_EXERCISE GOAL_:
Tally the lines holding "Altcoin" and state only that figure.

_SUPPLIED RECORDS_:
※ ※ ※

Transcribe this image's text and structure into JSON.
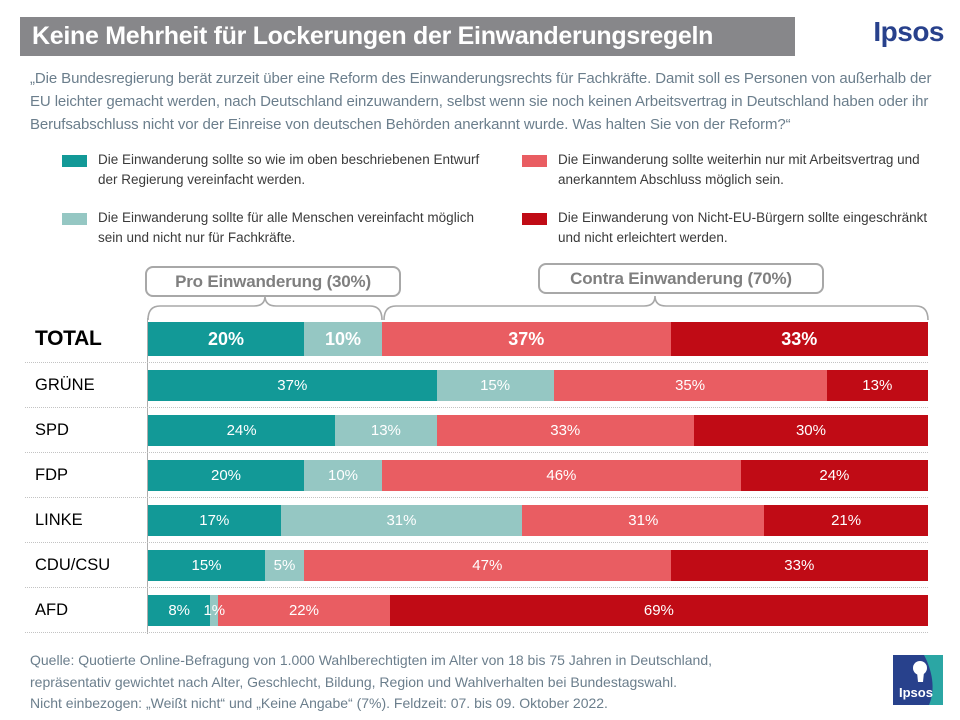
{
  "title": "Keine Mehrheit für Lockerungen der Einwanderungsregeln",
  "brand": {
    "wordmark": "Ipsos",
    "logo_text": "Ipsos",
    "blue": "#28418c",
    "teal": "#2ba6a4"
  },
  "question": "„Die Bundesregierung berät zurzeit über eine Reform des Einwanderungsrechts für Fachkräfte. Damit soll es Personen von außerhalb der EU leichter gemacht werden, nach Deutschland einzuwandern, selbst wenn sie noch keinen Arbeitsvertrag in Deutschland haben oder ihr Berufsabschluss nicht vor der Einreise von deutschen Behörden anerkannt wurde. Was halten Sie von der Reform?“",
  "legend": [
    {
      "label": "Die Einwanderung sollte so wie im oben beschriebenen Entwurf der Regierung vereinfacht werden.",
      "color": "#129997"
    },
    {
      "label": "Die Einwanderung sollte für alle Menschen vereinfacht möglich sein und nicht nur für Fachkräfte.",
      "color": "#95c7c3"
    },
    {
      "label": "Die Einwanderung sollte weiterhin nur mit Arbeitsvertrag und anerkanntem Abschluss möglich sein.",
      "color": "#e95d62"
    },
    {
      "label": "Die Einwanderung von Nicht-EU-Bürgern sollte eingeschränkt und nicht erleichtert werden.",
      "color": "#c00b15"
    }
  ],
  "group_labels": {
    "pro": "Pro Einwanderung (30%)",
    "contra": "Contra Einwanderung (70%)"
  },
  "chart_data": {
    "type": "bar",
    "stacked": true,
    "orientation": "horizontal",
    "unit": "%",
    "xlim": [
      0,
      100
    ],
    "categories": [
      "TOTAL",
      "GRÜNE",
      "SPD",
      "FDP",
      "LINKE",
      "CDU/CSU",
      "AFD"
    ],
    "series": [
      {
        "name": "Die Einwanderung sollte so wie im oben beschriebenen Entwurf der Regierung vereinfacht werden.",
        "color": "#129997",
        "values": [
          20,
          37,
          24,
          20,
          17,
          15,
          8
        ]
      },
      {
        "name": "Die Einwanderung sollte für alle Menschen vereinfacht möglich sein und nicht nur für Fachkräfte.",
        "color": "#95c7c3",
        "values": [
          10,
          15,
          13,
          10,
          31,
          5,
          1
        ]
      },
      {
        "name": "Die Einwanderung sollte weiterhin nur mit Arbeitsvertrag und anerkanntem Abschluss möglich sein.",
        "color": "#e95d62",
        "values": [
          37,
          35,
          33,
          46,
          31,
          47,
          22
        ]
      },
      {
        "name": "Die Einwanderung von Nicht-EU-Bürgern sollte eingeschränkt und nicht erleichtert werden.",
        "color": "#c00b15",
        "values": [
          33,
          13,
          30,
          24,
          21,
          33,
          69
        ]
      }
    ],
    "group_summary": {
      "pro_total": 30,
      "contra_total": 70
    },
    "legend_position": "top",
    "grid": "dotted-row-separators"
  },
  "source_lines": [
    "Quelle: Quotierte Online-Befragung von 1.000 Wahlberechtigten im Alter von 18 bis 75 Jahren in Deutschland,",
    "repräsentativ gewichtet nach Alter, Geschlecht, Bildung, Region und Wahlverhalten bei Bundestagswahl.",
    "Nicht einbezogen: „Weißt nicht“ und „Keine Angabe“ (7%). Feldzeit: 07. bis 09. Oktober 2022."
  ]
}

※ ※ ※

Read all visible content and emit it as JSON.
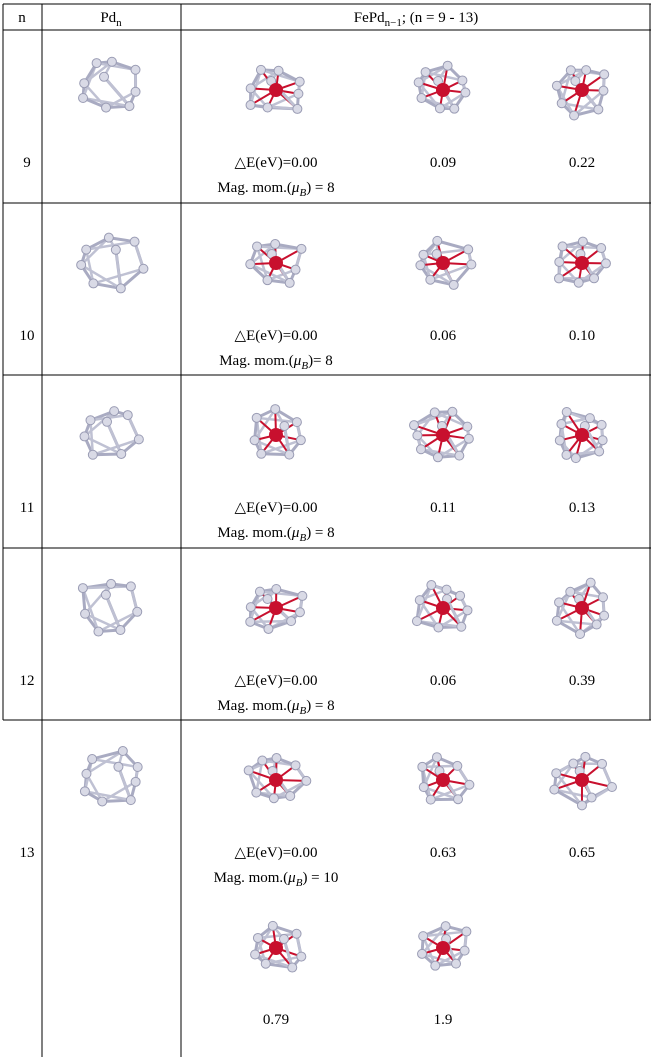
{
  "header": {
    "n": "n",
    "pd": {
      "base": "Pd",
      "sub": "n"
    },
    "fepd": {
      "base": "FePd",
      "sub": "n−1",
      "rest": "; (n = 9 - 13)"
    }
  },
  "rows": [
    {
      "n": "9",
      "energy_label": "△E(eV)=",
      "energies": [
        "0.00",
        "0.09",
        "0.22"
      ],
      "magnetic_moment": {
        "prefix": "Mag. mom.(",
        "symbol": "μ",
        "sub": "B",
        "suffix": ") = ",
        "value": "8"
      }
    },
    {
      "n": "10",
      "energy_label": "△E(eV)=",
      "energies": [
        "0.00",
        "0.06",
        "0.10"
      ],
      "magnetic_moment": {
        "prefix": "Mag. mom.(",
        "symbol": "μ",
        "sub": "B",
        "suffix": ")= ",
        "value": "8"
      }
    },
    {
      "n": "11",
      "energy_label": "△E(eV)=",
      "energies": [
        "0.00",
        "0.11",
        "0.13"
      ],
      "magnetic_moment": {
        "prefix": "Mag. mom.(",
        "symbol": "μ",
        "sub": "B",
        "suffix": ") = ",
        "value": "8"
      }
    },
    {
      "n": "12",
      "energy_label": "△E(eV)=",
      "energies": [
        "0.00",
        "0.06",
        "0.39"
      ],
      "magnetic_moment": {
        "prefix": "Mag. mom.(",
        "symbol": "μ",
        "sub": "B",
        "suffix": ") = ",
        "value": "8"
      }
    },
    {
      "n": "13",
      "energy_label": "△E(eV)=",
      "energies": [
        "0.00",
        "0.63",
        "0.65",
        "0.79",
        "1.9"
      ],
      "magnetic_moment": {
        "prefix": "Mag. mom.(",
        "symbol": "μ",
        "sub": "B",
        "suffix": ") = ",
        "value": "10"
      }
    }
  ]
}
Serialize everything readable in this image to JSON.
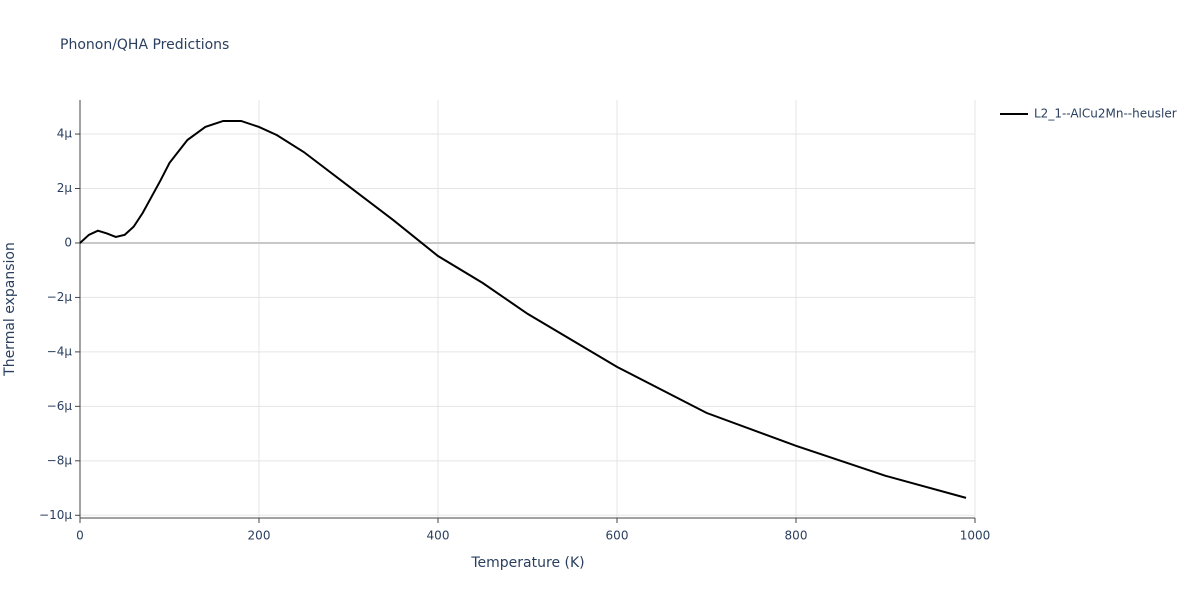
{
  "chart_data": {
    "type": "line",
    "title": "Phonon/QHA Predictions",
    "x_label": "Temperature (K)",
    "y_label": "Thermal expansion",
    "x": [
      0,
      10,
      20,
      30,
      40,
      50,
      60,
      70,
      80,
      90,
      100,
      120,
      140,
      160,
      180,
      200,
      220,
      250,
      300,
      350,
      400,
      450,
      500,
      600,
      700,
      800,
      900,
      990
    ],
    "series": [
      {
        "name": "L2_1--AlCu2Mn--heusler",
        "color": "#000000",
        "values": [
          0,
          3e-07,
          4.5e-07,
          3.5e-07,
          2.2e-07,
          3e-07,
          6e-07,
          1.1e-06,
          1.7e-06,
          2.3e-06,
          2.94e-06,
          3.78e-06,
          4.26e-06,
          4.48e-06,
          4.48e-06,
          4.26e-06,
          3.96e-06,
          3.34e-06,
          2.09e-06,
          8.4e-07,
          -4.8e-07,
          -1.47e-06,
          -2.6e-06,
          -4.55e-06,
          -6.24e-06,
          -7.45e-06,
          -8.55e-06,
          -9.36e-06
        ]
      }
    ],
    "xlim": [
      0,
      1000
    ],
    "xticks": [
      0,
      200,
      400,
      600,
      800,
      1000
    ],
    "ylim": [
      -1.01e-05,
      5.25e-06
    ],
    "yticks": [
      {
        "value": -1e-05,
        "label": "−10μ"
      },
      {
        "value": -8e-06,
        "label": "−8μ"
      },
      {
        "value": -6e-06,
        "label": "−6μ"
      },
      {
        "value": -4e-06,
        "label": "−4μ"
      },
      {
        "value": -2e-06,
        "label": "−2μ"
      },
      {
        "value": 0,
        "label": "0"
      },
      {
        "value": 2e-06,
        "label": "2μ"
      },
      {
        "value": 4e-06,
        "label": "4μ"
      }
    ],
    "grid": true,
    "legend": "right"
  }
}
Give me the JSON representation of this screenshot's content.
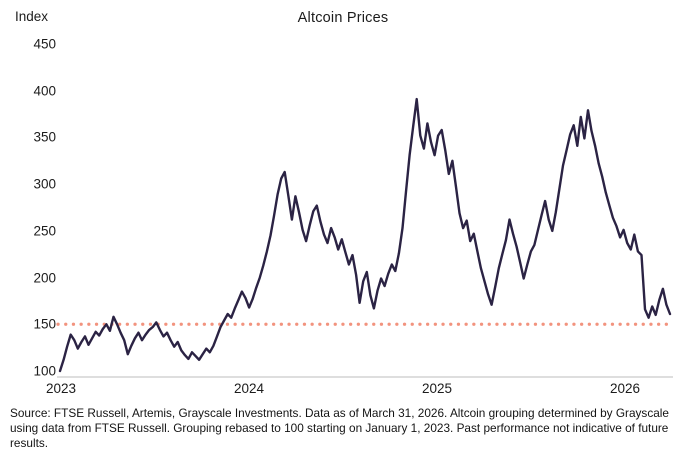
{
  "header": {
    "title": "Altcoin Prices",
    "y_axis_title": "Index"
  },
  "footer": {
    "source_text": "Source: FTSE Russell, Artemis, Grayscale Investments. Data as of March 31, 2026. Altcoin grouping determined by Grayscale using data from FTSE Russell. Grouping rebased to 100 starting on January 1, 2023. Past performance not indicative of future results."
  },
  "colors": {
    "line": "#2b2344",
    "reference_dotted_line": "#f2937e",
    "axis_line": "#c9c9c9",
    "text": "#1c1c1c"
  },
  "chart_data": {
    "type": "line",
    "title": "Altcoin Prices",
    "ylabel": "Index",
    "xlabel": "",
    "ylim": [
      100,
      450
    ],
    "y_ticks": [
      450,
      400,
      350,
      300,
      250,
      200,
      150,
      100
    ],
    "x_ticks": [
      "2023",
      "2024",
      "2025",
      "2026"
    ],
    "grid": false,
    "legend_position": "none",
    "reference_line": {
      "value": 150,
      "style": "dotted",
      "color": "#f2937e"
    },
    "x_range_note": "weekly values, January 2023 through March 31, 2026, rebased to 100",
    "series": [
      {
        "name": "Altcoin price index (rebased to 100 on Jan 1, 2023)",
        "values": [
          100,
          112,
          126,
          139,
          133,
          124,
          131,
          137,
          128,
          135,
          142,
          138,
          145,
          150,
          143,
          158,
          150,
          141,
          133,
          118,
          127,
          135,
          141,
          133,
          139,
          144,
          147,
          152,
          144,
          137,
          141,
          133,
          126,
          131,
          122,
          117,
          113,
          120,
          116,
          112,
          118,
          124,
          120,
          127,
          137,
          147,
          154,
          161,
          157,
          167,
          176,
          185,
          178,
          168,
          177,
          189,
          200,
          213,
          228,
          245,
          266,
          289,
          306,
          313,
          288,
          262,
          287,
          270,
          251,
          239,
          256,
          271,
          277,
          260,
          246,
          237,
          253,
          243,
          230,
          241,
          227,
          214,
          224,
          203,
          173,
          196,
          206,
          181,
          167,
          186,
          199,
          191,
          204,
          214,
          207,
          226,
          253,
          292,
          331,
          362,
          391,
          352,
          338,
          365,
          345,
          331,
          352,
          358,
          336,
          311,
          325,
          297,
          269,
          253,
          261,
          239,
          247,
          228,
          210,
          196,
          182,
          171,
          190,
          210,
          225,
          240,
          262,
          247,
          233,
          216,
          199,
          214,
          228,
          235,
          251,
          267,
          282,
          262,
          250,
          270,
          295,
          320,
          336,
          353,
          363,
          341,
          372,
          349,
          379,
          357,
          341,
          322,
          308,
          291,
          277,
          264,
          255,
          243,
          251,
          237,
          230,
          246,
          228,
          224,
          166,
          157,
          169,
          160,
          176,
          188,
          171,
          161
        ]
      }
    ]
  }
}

※ ※ ※

_TASK RESPONSE_:
4